Data items
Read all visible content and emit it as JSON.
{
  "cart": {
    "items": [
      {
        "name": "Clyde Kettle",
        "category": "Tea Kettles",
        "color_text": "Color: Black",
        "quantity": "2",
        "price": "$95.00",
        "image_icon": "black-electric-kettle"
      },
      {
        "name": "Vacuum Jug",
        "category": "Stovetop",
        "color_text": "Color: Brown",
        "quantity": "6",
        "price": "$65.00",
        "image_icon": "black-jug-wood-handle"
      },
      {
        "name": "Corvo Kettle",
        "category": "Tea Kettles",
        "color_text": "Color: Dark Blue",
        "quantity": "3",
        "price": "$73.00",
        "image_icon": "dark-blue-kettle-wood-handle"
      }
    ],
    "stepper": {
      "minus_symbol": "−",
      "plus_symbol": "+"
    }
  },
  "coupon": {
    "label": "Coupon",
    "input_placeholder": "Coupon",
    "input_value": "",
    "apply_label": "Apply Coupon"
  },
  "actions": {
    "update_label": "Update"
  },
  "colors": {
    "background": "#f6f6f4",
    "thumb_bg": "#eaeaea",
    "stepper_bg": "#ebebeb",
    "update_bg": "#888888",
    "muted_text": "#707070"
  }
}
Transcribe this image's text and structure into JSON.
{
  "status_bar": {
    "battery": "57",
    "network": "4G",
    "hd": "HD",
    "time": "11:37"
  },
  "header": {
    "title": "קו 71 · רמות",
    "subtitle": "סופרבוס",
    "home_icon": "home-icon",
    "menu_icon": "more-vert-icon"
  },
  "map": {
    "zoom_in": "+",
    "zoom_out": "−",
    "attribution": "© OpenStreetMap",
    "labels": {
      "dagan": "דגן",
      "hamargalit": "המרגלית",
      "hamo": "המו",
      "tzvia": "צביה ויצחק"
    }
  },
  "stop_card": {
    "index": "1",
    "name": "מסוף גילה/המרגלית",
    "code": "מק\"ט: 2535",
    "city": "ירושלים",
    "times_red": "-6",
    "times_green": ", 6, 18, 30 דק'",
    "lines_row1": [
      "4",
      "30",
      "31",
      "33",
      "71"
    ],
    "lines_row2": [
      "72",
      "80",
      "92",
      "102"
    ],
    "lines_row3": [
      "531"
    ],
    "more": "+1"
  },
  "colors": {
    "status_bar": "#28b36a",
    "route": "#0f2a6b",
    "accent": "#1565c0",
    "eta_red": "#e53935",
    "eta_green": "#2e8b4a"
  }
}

Requirements | Repeat every entry exactly as written above.

Output of the exercise |
Read all visible content and emit it as JSON.
{
  "cart": {
    "items": [
      {
        "name": "Clyde Kettle",
        "category": "Tea Kettles",
        "color_text": "Color: Black",
        "quantity": "2",
        "price": "$95.00",
        "image_icon": "black-electric-kettle"
      },
      {
        "name": "Vacuum Jug",
        "category": "Stovetop",
        "color_text": "Color: Brown",
        "quantity": "6",
        "price": "$65.00",
        "image_icon": "black-jug-wood-handle"
      },
      {
        "name": "Corvo Kettle",
        "category": "Tea Kettles",
        "color_text": "Color: Dark Blue",
        "quantity": "3",
        "price": "$73.00",
        "image_icon": "dark-blue-kettle-wood-handle"
      }
    ],
    "stepper": {
      "minus_symbol": "−",
      "plus_symbol": "+"
    }
  },
  "coupon": {
    "label": "Coupon",
    "input_placeholder": "Coupon",
    "input_value": "",
    "apply_label": "Apply Coupon"
  },
  "actions": {
    "update_label": "Update"
  },
  "colors": {
    "background": "#f6f6f4",
    "thumb_bg": "#eaeaea",
    "stepper_bg": "#ebebeb",
    "update_bg": "#888888",
    "muted_text": "#707070"
  }
}
Transcribe this image's text and structure into JSON.
{
  "status_bar": {
    "battery": "57",
    "network": "4G",
    "hd": "HD",
    "time": "11:37"
  },
  "header": {
    "title": "קו 71 · רמות",
    "subtitle": "סופרבוס",
    "home_icon": "home-icon",
    "menu_icon": "more-vert-icon"
  },
  "map": {
    "zoom_in": "+",
    "zoom_out": "−",
    "attribution": "© OpenStreetMap",
    "labels": {
      "dagan": "דגן",
      "hamargalit": "המרגלית",
      "hamo": "המו",
      "tzvia": "צביה ויצחק"
    }
  },
  "stop_card": {
    "index": "1",
    "name": "מסוף גילה/המרגלית",
    "code": "מק\"ט: 2535",
    "city": "ירושלים",
    "times_red": "-6",
    "times_green": ", 6, 18, 30 דק'",
    "lines_row1": [
      "4",
      "30",
      "31",
      "33",
      "71"
    ],
    "lines_row2": [
      "72",
      "80",
      "92",
      "102"
    ],
    "lines_row3": [
      "531"
    ],
    "more": "+1"
  },
  "colors": {
    "status_bar": "#28b36a",
    "route": "#0f2a6b",
    "accent": "#1565c0",
    "eta_red": "#e53935",
    "eta_green": "#2e8b4a"
  }
}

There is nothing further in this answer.